──────── Listed records

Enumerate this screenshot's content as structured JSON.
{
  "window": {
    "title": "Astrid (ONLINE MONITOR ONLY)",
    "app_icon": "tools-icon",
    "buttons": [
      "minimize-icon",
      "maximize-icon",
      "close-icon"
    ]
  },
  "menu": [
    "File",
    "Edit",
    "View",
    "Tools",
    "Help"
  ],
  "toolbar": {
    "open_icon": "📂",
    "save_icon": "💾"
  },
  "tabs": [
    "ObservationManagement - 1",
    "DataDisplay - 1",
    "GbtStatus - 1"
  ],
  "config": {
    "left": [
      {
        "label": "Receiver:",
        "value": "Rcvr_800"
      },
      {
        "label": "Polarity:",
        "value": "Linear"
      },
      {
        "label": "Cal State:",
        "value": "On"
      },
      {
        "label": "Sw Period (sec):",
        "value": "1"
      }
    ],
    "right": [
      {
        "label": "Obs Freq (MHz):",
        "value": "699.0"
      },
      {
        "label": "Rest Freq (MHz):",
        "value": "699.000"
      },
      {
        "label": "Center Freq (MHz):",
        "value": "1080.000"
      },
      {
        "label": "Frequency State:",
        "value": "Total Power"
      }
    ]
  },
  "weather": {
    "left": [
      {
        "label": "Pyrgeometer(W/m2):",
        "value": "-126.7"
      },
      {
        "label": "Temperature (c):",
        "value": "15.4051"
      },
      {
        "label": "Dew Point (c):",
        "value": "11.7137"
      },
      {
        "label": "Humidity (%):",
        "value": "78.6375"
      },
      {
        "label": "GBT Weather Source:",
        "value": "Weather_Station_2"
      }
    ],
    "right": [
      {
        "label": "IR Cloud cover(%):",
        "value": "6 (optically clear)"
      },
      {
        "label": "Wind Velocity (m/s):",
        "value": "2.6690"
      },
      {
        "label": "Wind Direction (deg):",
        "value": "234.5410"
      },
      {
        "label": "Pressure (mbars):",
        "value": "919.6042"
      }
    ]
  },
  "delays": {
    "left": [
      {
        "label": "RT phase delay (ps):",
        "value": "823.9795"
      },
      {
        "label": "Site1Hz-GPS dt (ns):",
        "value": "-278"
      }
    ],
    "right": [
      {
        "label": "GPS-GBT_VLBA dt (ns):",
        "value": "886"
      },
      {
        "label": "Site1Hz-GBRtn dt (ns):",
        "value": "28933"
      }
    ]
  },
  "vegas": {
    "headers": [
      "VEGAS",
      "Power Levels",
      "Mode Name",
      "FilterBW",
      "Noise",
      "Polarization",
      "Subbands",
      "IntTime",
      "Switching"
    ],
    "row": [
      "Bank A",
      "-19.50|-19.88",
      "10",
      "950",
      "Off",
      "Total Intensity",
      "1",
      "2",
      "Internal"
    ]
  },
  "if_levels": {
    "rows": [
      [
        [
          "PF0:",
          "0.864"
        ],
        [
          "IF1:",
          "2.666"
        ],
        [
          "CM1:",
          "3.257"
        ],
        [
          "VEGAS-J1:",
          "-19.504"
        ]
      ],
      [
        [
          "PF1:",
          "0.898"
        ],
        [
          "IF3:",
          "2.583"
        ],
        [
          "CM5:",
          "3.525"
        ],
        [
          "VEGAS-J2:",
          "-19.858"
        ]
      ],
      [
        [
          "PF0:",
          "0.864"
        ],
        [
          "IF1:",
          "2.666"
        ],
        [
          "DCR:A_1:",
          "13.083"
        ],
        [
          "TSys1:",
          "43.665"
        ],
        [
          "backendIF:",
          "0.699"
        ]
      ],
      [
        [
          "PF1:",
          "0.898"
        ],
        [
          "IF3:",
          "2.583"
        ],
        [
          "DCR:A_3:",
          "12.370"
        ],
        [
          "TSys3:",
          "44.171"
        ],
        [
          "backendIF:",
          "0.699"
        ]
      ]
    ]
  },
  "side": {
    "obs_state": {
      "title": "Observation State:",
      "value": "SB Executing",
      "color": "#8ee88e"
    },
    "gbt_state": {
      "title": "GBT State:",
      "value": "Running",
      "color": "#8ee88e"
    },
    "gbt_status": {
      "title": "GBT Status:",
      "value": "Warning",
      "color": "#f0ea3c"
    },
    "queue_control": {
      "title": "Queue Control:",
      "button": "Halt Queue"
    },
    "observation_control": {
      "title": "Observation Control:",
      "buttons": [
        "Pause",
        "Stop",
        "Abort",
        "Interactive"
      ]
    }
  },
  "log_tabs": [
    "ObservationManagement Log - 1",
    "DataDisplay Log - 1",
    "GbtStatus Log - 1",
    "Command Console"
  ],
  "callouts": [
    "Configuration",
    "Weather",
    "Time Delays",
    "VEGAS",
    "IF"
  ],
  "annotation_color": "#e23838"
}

────────────────

**Work to do:**
Extract every record. Keep wording exact.

**Reply:**
Enumerate this screenshot's content as structured JSON.
{
  "window": {
    "title": "Astrid (ONLINE MONITOR ONLY)",
    "app_icon": "tools-icon",
    "buttons": [
      "minimize-icon",
      "maximize-icon",
      "close-icon"
    ]
  },
  "menu": [
    "File",
    "Edit",
    "View",
    "Tools",
    "Help"
  ],
  "toolbar": {
    "open_icon": "📂",
    "save_icon": "💾"
  },
  "tabs": [
    "ObservationManagement - 1",
    "DataDisplay - 1",
    "GbtStatus - 1"
  ],
  "config": {
    "left": [
      {
        "label": "Receiver:",
        "value": "Rcvr_800"
      },
      {
        "label": "Polarity:",
        "value": "Linear"
      },
      {
        "label": "Cal State:",
        "value": "On"
      },
      {
        "label": "Sw Period (sec):",
        "value": "1"
      }
    ],
    "right": [
      {
        "label": "Obs Freq (MHz):",
        "value": "699.0"
      },
      {
        "label": "Rest Freq (MHz):",
        "value": "699.000"
      },
      {
        "label": "Center Freq (MHz):",
        "value": "1080.000"
      },
      {
        "label": "Frequency State:",
        "value": "Total Power"
      }
    ]
  },
  "weather": {
    "left": [
      {
        "label": "Pyrgeometer(W/m2):",
        "value": "-126.7"
      },
      {
        "label": "Temperature (c):",
        "value": "15.4051"
      },
      {
        "label": "Dew Point (c):",
        "value": "11.7137"
      },
      {
        "label": "Humidity (%):",
        "value": "78.6375"
      },
      {
        "label": "GBT Weather Source:",
        "value": "Weather_Station_2"
      }
    ],
    "right": [
      {
        "label": "IR Cloud cover(%):",
        "value": "6 (optically clear)"
      },
      {
        "label": "Wind Velocity (m/s):",
        "value": "2.6690"
      },
      {
        "label": "Wind Direction (deg):",
        "value": "234.5410"
      },
      {
        "label": "Pressure (mbars):",
        "value": "919.6042"
      }
    ]
  },
  "delays": {
    "left": [
      {
        "label": "RT phase delay (ps):",
        "value": "823.9795"
      },
      {
        "label": "Site1Hz-GPS dt (ns):",
        "value": "-278"
      }
    ],
    "right": [
      {
        "label": "GPS-GBT_VLBA dt (ns):",
        "value": "886"
      },
      {
        "label": "Site1Hz-GBRtn dt (ns):",
        "value": "28933"
      }
    ]
  },
  "vegas": {
    "headers": [
      "VEGAS",
      "Power Levels",
      "Mode Name",
      "FilterBW",
      "Noise",
      "Polarization",
      "Subbands",
      "IntTime",
      "Switching"
    ],
    "row": [
      "Bank A",
      "-19.50|-19.88",
      "10",
      "950",
      "Off",
      "Total Intensity",
      "1",
      "2",
      "Internal"
    ]
  },
  "if_levels": {
    "rows": [
      [
        [
          "PF0:",
          "0.864"
        ],
        [
          "IF1:",
          "2.666"
        ],
        [
          "CM1:",
          "3.257"
        ],
        [
          "VEGAS-J1:",
          "-19.504"
        ]
      ],
      [
        [
          "PF1:",
          "0.898"
        ],
        [
          "IF3:",
          "2.583"
        ],
        [
          "CM5:",
          "3.525"
        ],
        [
          "VEGAS-J2:",
          "-19.858"
        ]
      ],
      [
        [
          "PF0:",
          "0.864"
        ],
        [
          "IF1:",
          "2.666"
        ],
        [
          "DCR:A_1:",
          "13.083"
        ],
        [
          "TSys1:",
          "43.665"
        ],
        [
          "backendIF:",
          "0.699"
        ]
      ],
      [
        [
          "PF1:",
          "0.898"
        ],
        [
          "IF3:",
          "2.583"
        ],
        [
          "DCR:A_3:",
          "12.370"
        ],
        [
          "TSys3:",
          "44.171"
        ],
        [
          "backendIF:",
          "0.699"
        ]
      ]
    ]
  },
  "side": {
    "obs_state": {
      "title": "Observation State:",
      "value": "SB Executing",
      "color": "#8ee88e"
    },
    "gbt_state": {
      "title": "GBT State:",
      "value": "Running",
      "color": "#8ee88e"
    },
    "gbt_status": {
      "title": "GBT Status:",
      "value": "Warning",
      "color": "#f0ea3c"
    },
    "queue_control": {
      "title": "Queue Control:",
      "button": "Halt Queue"
    },
    "observation_control": {
      "title": "Observation Control:",
      "buttons": [
        "Pause",
        "Stop",
        "Abort",
        "Interactive"
      ]
    }
  },
  "log_tabs": [
    "ObservationManagement Log - 1",
    "DataDisplay Log - 1",
    "GbtStatus Log - 1",
    "Command Console"
  ],
  "callouts": [
    "Configuration",
    "Weather",
    "Time Delays",
    "VEGAS",
    "IF"
  ],
  "annotation_color": "#e23838"
}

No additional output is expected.